### Stated exercise
Find every line below that contains the word "Called" and copy it out.

### Supplied records
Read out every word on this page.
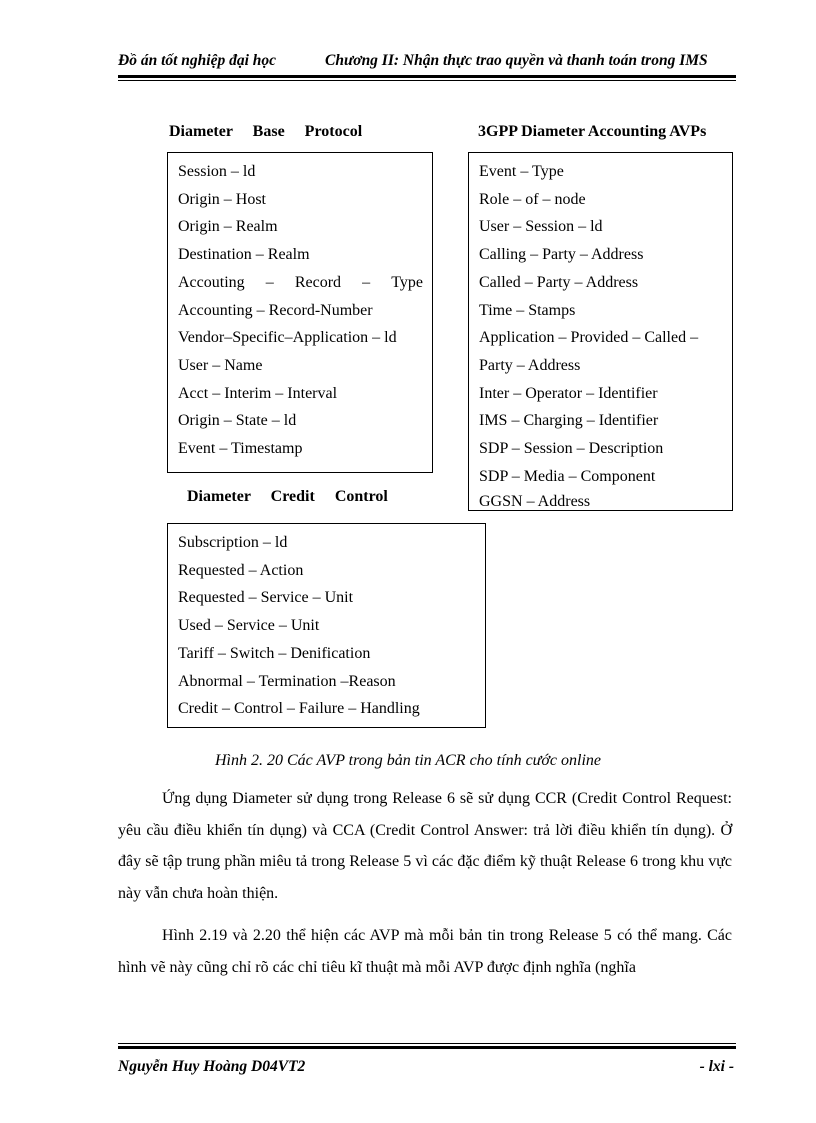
Đồ án tốt nghiệp đại học	Chương II: Nhận thực trao quyền và thanh toán trong IMS
Diameter     Base     Protocol
Session – ld
Origin – Host
Origin – Realm
Destination – Realm
Accouting – Record – Type
Accounting – Record-Number
Vendor–Specific–Application – ld
User – Name
Acct – Interim – Interval
Origin – State – ld
Event – Timestamp
3GPP Diameter Accounting AVPs
Event – Type
Role – of – node
User – Session – ld
Calling – Party – Address
Called – Party – Address
Time – Stamps
Application – Provided – Called –
Party – Address
Inter – Operator – Identifier
IMS – Charging – Identifier
SDP – Session – Description
SDP – Media – Component
GGSN – Address
Diameter     Credit     Control
Subscription – ld
Requested – Action
Requested – Service – Unit
Used – Service – Unit
Tariff – Switch – Denification
Abnormal – Termination –Reason
Credit – Control – Failure – Handling
Hình 2. 20 Các AVP trong bản tin ACR cho tính cước online
Ứng dụng Diameter sử dụng trong Release 6 sẽ sử dụng CCR (Credit Control Request: yêu cầu điều khiển tín dụng) và CCA (Credit Control Answer: trả lời điều khiển tín dụng). Ở đây sẽ tập trung phần miêu tả trong Release 5 vì các đặc điểm kỹ thuật Release 6 trong khu vực này vẫn chưa hoàn thiện.
Hình 2.19 và 2.20 thể hiện các AVP mà mỗi bản tin trong Release 5 có thể mang. Các hình vẽ này cũng chỉ rõ các chỉ tiêu kĩ thuật mà mỗi AVP được định nghĩa (nghĩa
Nguyễn Huy Hoàng D04VT2	- lxi -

### The answer
Called – Party – Address
Application – Provided – Called –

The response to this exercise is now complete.